Work required: Select, from the material below, each line with "emoji" in it.

==============================

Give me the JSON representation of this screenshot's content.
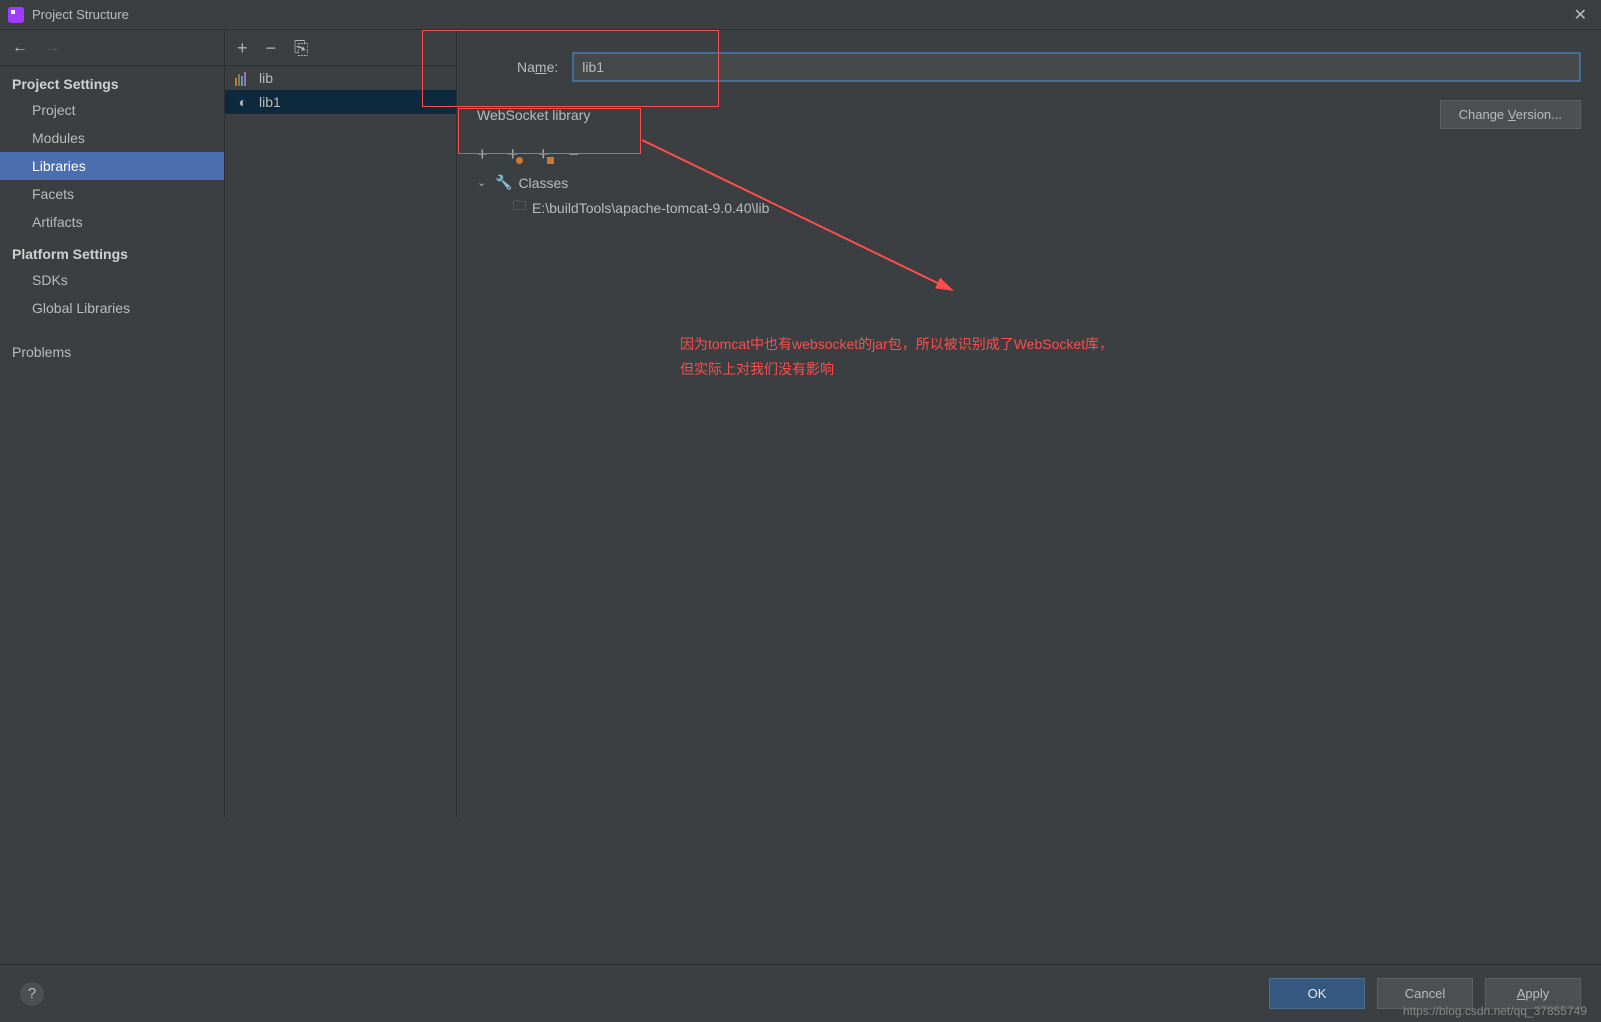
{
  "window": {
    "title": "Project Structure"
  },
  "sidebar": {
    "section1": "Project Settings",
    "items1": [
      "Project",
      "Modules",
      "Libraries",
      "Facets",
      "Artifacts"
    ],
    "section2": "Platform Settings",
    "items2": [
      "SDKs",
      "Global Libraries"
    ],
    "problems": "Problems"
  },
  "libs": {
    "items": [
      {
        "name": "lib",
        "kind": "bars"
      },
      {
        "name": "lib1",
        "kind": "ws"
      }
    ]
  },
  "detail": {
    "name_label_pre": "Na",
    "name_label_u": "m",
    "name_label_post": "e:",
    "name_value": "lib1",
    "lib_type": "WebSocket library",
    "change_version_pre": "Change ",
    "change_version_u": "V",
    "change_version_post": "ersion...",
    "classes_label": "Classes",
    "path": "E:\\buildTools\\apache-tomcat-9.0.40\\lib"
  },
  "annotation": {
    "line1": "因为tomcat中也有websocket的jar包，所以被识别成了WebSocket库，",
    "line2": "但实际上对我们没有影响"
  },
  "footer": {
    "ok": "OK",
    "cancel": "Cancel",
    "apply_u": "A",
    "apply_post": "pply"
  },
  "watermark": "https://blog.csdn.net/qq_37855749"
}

==============================

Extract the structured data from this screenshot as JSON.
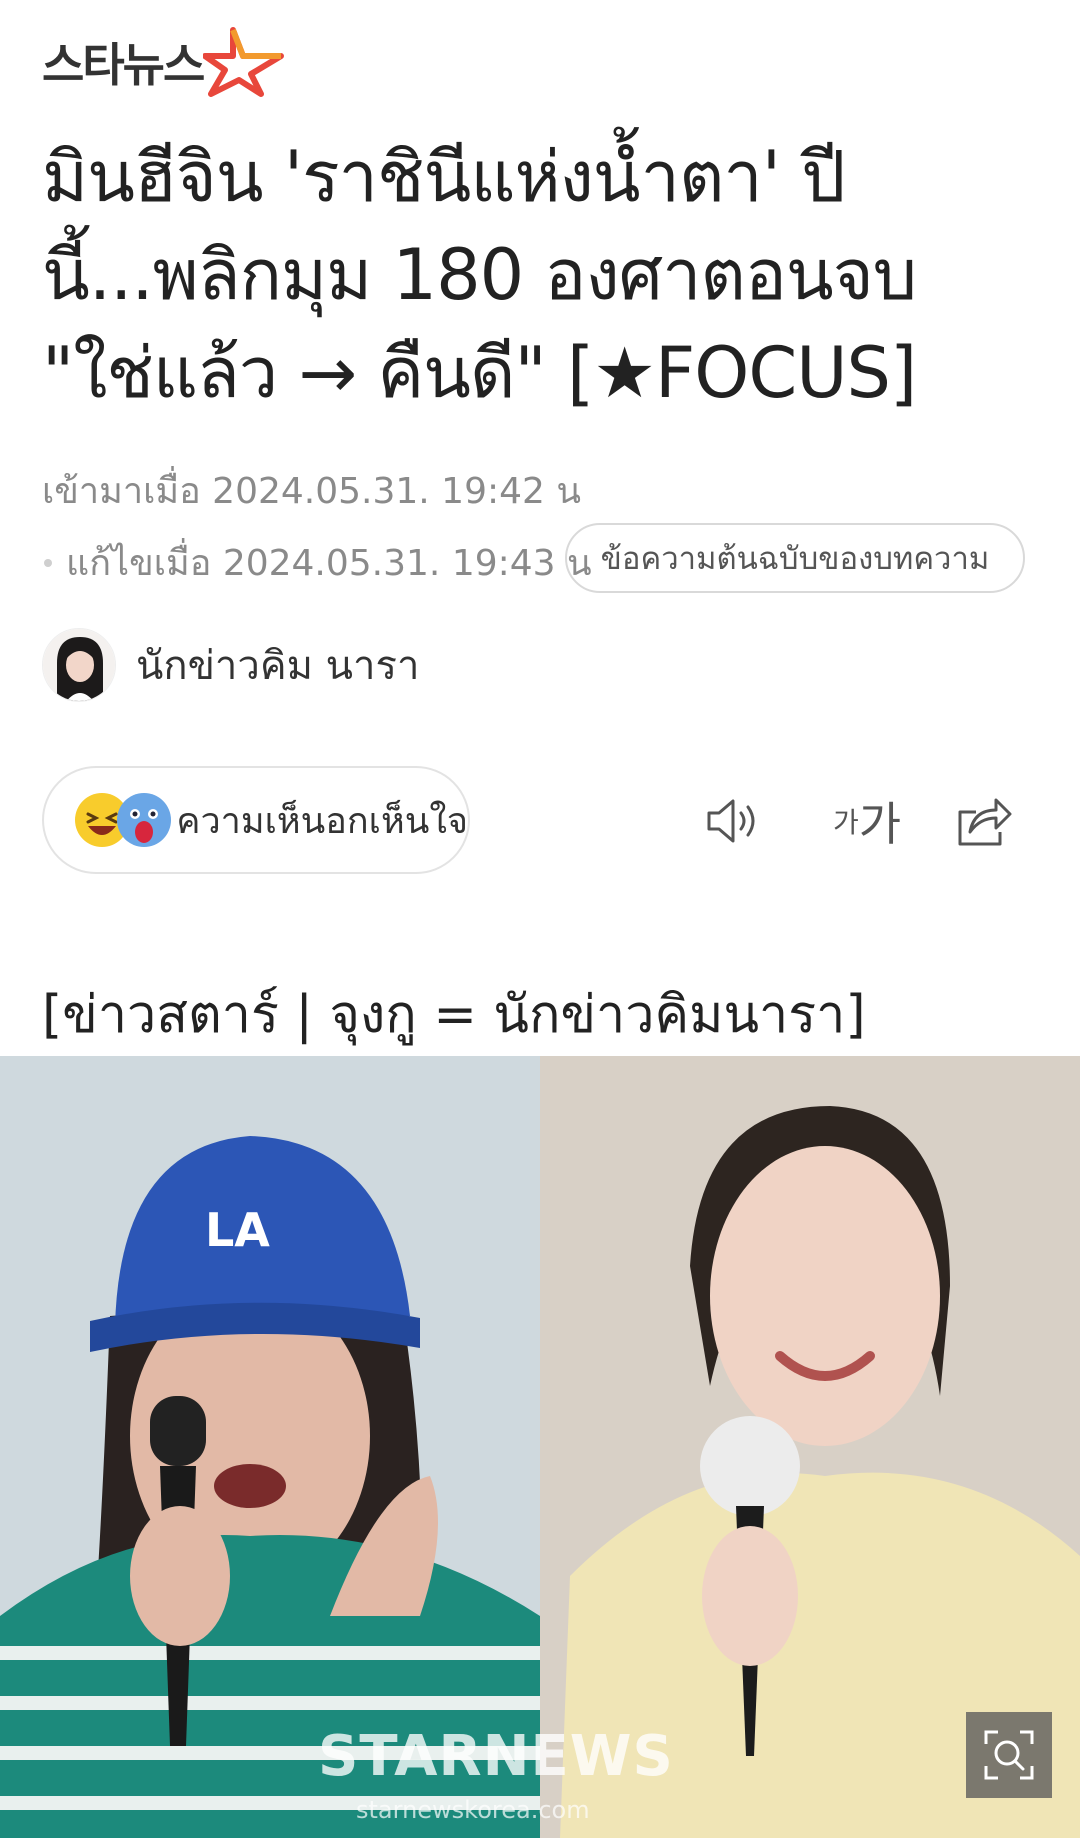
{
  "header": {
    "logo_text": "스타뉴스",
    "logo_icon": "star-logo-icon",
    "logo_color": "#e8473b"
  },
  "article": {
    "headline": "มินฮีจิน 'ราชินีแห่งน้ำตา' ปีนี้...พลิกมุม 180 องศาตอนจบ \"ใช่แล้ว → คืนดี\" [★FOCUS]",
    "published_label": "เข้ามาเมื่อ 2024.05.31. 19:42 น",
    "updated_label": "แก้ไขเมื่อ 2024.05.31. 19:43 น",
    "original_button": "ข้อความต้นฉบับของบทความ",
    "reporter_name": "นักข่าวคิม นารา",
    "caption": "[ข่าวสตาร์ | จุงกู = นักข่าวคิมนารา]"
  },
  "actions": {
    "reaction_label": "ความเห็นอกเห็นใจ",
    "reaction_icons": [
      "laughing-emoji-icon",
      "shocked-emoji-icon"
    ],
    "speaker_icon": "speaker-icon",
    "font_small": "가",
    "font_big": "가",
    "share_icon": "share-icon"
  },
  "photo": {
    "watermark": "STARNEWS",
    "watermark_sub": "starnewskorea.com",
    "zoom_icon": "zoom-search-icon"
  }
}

==============================

Task output:
      "laughing-emoji-icon",
      "shocked-emoji-icon"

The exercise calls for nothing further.